* Exercise details
Repeat the whole listing below, word for word.

— Begin Entries supplied —

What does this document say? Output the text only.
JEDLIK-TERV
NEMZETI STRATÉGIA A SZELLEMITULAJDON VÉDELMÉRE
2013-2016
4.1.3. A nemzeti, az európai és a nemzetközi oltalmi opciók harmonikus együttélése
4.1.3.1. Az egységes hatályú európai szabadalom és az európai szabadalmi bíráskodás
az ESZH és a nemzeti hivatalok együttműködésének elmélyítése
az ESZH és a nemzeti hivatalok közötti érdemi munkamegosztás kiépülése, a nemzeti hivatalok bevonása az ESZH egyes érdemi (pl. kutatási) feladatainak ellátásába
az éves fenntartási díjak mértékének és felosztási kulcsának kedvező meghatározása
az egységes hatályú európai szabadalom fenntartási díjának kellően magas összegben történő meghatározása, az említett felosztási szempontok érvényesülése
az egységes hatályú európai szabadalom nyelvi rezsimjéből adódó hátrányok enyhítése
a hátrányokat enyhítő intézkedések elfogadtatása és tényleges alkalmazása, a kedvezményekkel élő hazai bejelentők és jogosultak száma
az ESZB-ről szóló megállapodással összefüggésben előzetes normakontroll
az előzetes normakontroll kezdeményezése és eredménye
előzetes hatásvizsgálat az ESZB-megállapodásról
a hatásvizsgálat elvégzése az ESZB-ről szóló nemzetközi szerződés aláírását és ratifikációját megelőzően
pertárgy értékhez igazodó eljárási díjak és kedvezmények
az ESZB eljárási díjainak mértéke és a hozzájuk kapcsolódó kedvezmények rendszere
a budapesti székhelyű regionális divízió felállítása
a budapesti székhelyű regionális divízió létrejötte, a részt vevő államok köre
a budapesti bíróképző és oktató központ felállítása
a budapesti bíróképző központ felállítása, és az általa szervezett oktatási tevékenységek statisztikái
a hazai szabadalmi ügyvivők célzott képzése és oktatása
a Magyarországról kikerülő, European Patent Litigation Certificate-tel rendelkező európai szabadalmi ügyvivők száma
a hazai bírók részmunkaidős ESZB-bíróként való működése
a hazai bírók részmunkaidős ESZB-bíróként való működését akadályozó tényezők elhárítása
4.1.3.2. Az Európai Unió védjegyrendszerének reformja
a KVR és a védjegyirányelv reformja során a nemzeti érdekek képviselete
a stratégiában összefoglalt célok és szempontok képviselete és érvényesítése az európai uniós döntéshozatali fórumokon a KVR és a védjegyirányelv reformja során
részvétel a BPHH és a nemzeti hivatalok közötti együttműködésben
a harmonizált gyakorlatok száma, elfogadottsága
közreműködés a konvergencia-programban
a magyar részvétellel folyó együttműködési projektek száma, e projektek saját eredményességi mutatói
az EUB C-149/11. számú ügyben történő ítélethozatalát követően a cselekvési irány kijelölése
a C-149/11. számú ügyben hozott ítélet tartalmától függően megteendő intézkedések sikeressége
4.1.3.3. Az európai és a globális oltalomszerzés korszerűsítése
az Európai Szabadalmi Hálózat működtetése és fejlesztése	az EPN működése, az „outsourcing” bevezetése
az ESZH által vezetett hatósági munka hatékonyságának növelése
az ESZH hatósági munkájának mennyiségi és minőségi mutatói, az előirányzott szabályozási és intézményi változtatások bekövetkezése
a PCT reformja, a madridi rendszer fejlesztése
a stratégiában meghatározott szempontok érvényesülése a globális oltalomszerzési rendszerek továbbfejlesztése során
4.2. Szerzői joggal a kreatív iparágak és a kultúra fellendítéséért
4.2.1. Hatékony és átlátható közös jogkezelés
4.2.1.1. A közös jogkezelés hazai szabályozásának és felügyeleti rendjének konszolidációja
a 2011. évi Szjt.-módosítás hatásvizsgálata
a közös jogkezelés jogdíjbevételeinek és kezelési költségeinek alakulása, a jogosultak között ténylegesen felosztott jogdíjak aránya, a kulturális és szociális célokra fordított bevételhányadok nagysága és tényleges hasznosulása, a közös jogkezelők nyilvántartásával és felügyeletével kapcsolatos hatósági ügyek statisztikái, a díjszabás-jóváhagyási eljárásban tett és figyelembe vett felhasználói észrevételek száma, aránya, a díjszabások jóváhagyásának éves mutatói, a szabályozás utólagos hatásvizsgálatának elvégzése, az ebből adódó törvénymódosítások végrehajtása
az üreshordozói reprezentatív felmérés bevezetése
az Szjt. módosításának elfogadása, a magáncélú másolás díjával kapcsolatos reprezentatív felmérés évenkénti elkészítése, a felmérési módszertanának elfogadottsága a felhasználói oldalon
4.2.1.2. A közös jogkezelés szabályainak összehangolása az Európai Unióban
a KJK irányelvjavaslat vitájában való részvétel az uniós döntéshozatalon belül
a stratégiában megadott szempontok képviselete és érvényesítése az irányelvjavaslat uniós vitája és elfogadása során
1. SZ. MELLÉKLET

— End Entries supplied —

* Finished task
What does this document say? Output the text only.
JEDLIK-TERV
NEMZETI STRATÉGIA A SZELLEMITULAJDON VÉDELMÉRE
2013-2016
4.1.3. A nemzeti, az európai és a nemzetközi oltalmi opciók harmonikus együttélése
4.1.3.1. Az egységes hatályú európai szabadalom és az európai szabadalmi bíráskodás
az ESZH és a nemzeti hivatalok együttműködésének elmélyítése
az ESZH és a nemzeti hivatalok közötti érdemi munkamegosztás kiépülése, a nemzeti hivatalok bevonása az ESZH egyes érdemi (pl. kutatási) feladatainak ellátásába
az éves fenntartási díjak mértékének és felosztási kulcsának kedvező meghatározása
az egységes hatályú európai szabadalom fenntartási díjának kellően magas összegben történő meghatározása, az említett felosztási szempontok érvényesülése
az egységes hatályú európai szabadalom nyelvi rezsimjéből adódó hátrányok enyhítése
a hátrányokat enyhítő intézkedések elfogadtatása és tényleges alkalmazása, a kedvezményekkel élő hazai bejelentők és jogosultak száma
az ESZB-ről szóló megállapodással összefüggésben előzetes normakontroll
az előzetes normakontroll kezdeményezése és eredménye
előzetes hatásvizsgálat az ESZB-megállapodásról
a hatásvizsgálat elvégzése az ESZB-ről szóló nemzetközi szerződés aláírását és ratifikációját megelőzően
pertárgy értékhez igazodó eljárási díjak és kedvezmények
az ESZB eljárási díjainak mértéke és a hozzájuk kapcsolódó kedvezmények rendszere
a budapesti székhelyű regionális divízió felállítása
a budapesti székhelyű regionális divízió létrejötte, a részt vevő államok köre
a budapesti bíróképző és oktató központ felállítása
a budapesti bíróképző központ felállítása, és az általa szervezett oktatási tevékenységek statisztikái
a hazai szabadalmi ügyvivők célzott képzése és oktatása
a Magyarországról kikerülő, European Patent Litigation Certificate-tel rendelkező európai szabadalmi ügyvivők száma
a hazai bírók részmunkaidős ESZB-bíróként való működése
a hazai bírók részmunkaidős ESZB-bíróként való működését akadályozó tényezők elhárítása
4.1.3.2. Az Európai Unió védjegyrendszerének reformja
a KVR és a védjegyirányelv reformja során a nemzeti érdekek képviselete
a stratégiában összefoglalt célok és szempontok képviselete és érvényesítése az európai uniós döntéshozatali fórumokon a KVR és a védjegyirányelv reformja során
részvétel a BPHH és a nemzeti hivatalok közötti együttműködésben
a harmonizált gyakorlatok száma, elfogadottsága
közreműködés a konvergencia-programban
a magyar részvétellel folyó együttműködési projektek száma, e projektek saját eredményességi mutatói
az EUB C-149/11. számú ügyben történő ítélethozatalát követően a cselekvési irány kijelölése
a C-149/11. számú ügyben hozott ítélet tartalmától függően megteendő intézkedések sikeressége
4.1.3.3. Az európai és a globális oltalomszerzés korszerűsítése
az Európai Szabadalmi Hálózat működtetése és fejlesztése	az EPN működése, az „outsourcing” bevezetése
az ESZH által vezetett hatósági munka hatékonyságának növelése
az ESZH hatósági munkájának mennyiségi és minőségi mutatói, az előirányzott szabályozási és intézményi változtatások bekövetkezése
a PCT reformja, a madridi rendszer fejlesztése
a stratégiában meghatározott szempontok érvényesülése a globális oltalomszerzési rendszerek továbbfejlesztése során
4.2. Szerzői joggal a kreatív iparágak és a kultúra fellendítéséért
4.2.1. Hatékony és átlátható közös jogkezelés
4.2.1.1. A közös jogkezelés hazai szabályozásának és felügyeleti rendjének konszolidációja
a 2011. évi Szjt.-módosítás hatásvizsgálata
a közös jogkezelés jogdíjbevételeinek és kezelési költségeinek alakulása, a jogosultak között ténylegesen felosztott jogdíjak aránya, a kulturális és szociális célokra fordított bevételhányadok nagysága és tényleges hasznosulása, a közös jogkezelők nyilvántartásával és felügyeletével kapcsolatos hatósági ügyek statisztikái, a díjszabás-jóváhagyási eljárásban tett és figyelembe vett felhasználói észrevételek száma, aránya, a díjszabások jóváhagyásának éves mutatói, a szabályozás utólagos hatásvizsgálatának elvégzése, az ebből adódó törvénymódosítások végrehajtása
az üreshordozói reprezentatív felmérés bevezetése
az Szjt. módosításának elfogadása, a magáncélú másolás díjával kapcsolatos reprezentatív felmérés évenkénti elkészítése, a felmérési módszertanának elfogadottsága a felhasználói oldalon
4.2.1.2. A közös jogkezelés szabályainak összehangolása az Európai Unióban
a KJK irányelvjavaslat vitájában való részvétel az uniós döntéshozatalon belül
a stratégiában megadott szempontok képviselete és érvényesítése az irányelvjavaslat uniós vitája és elfogadása során
1. SZ. MELLÉKLET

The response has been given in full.